▶ _DIRECTIVE_
Extract every line below, verbatim.

>> Start GIVEN DATA

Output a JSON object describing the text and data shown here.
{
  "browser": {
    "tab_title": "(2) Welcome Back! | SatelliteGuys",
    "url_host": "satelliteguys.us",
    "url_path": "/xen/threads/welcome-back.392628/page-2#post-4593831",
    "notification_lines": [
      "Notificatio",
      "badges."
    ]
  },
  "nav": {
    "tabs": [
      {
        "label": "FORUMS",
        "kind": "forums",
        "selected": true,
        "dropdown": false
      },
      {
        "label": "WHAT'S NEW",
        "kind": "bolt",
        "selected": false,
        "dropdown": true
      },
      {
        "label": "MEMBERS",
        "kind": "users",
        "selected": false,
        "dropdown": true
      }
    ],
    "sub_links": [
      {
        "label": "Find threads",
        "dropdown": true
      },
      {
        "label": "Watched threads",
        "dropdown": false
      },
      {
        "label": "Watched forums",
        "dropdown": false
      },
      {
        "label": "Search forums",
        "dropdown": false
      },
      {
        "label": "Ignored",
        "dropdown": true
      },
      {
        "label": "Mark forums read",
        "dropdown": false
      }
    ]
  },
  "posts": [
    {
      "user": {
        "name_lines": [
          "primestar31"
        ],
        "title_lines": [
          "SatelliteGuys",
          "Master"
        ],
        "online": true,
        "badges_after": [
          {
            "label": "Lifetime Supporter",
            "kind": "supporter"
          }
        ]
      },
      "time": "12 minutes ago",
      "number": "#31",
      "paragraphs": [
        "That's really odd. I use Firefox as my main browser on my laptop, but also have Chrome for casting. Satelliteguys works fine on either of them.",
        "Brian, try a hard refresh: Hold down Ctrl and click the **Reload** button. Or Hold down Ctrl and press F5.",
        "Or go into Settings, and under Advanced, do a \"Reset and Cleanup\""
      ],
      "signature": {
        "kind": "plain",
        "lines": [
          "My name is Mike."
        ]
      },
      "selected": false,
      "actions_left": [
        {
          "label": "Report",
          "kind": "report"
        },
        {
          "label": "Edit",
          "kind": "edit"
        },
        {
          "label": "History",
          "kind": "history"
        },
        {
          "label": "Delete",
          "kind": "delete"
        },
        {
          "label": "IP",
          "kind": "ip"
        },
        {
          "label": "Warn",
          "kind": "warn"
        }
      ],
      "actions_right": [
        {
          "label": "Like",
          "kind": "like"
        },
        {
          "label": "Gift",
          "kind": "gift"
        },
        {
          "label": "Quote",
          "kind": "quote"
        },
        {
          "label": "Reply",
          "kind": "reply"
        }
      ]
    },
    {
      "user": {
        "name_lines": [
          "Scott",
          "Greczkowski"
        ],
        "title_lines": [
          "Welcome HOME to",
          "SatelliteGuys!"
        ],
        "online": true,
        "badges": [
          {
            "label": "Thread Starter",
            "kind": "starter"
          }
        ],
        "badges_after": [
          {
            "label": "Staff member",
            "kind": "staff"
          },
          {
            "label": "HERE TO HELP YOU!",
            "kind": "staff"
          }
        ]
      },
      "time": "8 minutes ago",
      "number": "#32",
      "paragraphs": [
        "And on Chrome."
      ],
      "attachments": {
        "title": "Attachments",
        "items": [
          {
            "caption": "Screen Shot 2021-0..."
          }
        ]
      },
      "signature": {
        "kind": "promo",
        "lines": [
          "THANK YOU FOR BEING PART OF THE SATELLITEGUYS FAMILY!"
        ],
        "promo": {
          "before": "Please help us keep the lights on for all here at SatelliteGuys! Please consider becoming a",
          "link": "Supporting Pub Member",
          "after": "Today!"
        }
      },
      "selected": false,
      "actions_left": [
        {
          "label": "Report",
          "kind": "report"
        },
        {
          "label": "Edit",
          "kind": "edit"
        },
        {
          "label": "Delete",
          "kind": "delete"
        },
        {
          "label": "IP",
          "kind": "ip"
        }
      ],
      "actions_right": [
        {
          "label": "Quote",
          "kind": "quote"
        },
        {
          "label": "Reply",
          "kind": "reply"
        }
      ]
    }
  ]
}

>> End GIVEN DATA

▶ _WRITTEN SOLUTION_
Output a JSON object describing the text and data shown here.
{
  "browser": {
    "tab_title": "(2) Welcome Back! | SatelliteGuys",
    "url_host": "satelliteguys.us",
    "url_path": "/xen/threads/welcome-back.392628/page-2#post-4593831",
    "notification_lines": [
      "Notificatio",
      "badges."
    ]
  },
  "nav": {
    "tabs": [
      {
        "label": "FORUMS",
        "kind": "forums",
        "selected": true,
        "dropdown": false
      },
      {
        "label": "WHAT'S NEW",
        "kind": "bolt",
        "selected": false,
        "dropdown": true
      },
      {
        "label": "MEMBERS",
        "kind": "users",
        "selected": false,
        "dropdown": true
      }
    ],
    "sub_links": [
      {
        "label": "Find threads",
        "dropdown": true
      },
      {
        "label": "Watched threads",
        "dropdown": false
      },
      {
        "label": "Watched forums",
        "dropdown": false
      },
      {
        "label": "Search forums",
        "dropdown": false
      },
      {
        "label": "Ignored",
        "dropdown": true
      },
      {
        "label": "Mark forums read",
        "dropdown": false
      }
    ]
  },
  "posts": [
    {
      "user": {
        "name_lines": [
          "primestar31"
        ],
        "title_lines": [
          "SatelliteGuys",
          "Master"
        ],
        "online": true,
        "badges_after": [
          {
            "label": "Lifetime Supporter",
            "kind": "supporter"
          }
        ]
      },
      "time": "12 minutes ago",
      "number": "#31",
      "paragraphs": [
        "That's really odd. I use Firefox as my main browser on my laptop, but also have Chrome for casting. Satelliteguys works fine on either of them.",
        "Brian, try a hard refresh: Hold down Ctrl and click the **Reload** button. Or Hold down Ctrl and press F5.",
        "Or go into Settings, and under Advanced, do a \"Reset and Cleanup\""
      ],
      "signature": {
        "kind": "plain",
        "lines": [
          "My name is Mike."
        ]
      },
      "selected": false,
      "actions_left": [
        {
          "label": "Report",
          "kind": "report"
        },
        {
          "label": "Edit",
          "kind": "edit"
        },
        {
          "label": "History",
          "kind": "history"
        },
        {
          "label": "Delete",
          "kind": "delete"
        },
        {
          "label": "IP",
          "kind": "ip"
        },
        {
          "label": "Warn",
          "kind": "warn"
        }
      ],
      "actions_right": [
        {
          "label": "Like",
          "kind": "like"
        },
        {
          "label": "Gift",
          "kind": "gift"
        },
        {
          "label": "Quote",
          "kind": "quote"
        },
        {
          "label": "Reply",
          "kind": "reply"
        }
      ]
    },
    {
      "user": {
        "name_lines": [
          "Scott",
          "Greczkowski"
        ],
        "title_lines": [
          "Welcome HOME to",
          "SatelliteGuys!"
        ],
        "online": true,
        "badges": [
          {
            "label": "Thread Starter",
            "kind": "starter"
          }
        ],
        "badges_after": [
          {
            "label": "Staff member",
            "kind": "staff"
          },
          {
            "label": "HERE TO HELP YOU!",
            "kind": "staff"
          }
        ]
      },
      "time": "8 minutes ago",
      "number": "#32",
      "paragraphs": [
        "And on Chrome."
      ],
      "attachments": {
        "title": "Attachments",
        "items": [
          {
            "caption": "Screen Shot 2021-0..."
          }
        ]
      },
      "signature": {
        "kind": "promo",
        "lines": [
          "THANK YOU FOR BEING PART OF THE SATELLITEGUYS FAMILY!"
        ],
        "promo": {
          "before": "Please help us keep the lights on for all here at SatelliteGuys! Please consider becoming a",
          "link": "Supporting Pub Member",
          "after": "Today!"
        }
      },
      "selected": false,
      "actions_left": [
        {
          "label": "Report",
          "kind": "report"
        },
        {
          "label": "Edit",
          "kind": "edit"
        },
        {
          "label": "Delete",
          "kind": "delete"
        },
        {
          "label": "IP",
          "kind": "ip"
        }
      ],
      "actions_right": [
        {
          "label": "Quote",
          "kind": "quote"
        },
        {
          "label": "Reply",
          "kind": "reply"
        }
      ]
    }
  ]
}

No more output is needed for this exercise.